(Dataset items)

--------------------------------------------------

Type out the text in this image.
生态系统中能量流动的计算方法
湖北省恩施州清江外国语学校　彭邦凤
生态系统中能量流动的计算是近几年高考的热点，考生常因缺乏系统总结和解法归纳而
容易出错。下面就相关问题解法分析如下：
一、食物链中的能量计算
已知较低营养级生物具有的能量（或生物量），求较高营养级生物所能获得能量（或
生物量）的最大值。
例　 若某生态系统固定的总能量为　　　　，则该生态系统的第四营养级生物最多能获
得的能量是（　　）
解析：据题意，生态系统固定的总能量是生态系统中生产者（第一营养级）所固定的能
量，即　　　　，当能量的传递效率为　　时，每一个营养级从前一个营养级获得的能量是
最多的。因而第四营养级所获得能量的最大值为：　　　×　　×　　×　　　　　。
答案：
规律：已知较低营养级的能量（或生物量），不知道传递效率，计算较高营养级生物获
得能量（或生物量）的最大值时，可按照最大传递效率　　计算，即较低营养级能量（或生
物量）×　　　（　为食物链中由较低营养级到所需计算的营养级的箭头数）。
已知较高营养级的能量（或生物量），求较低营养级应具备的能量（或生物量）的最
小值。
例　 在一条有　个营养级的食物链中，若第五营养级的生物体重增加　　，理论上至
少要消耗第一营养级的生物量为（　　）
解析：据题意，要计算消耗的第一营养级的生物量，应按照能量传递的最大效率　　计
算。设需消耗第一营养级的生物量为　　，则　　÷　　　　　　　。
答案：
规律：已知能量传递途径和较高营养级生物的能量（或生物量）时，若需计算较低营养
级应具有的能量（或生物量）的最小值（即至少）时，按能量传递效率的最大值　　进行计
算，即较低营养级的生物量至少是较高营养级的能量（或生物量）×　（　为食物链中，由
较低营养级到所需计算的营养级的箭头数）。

--------------------------------------------------

Scan the lines for the string "或生物量". Pick out every line that has it.

- Solution
已知较低营养级生物具有的能量（或生物量），求较高营养级生物所能获得能量（或
规律：已知较低营养级的能量（或生物量），不知道传递效率，计算较高营养级生物获
得能量（或生物量）的最大值时，可按照最大传递效率　　计算，即较低营养级能量（或生
已知较高营养级的能量（或生物量），求较低营养级应具备的能量（或生物量）的最
规律：已知能量传递途径和较高营养级生物的能量（或生物量）时，若需计算较低营养
级应具有的能量（或生物量）的最小值（即至少）时，按能量传递效率的最大值　　进行计
算，即较低营养级的生物量至少是较高营养级的能量（或生物量）×　（　为食物链中，由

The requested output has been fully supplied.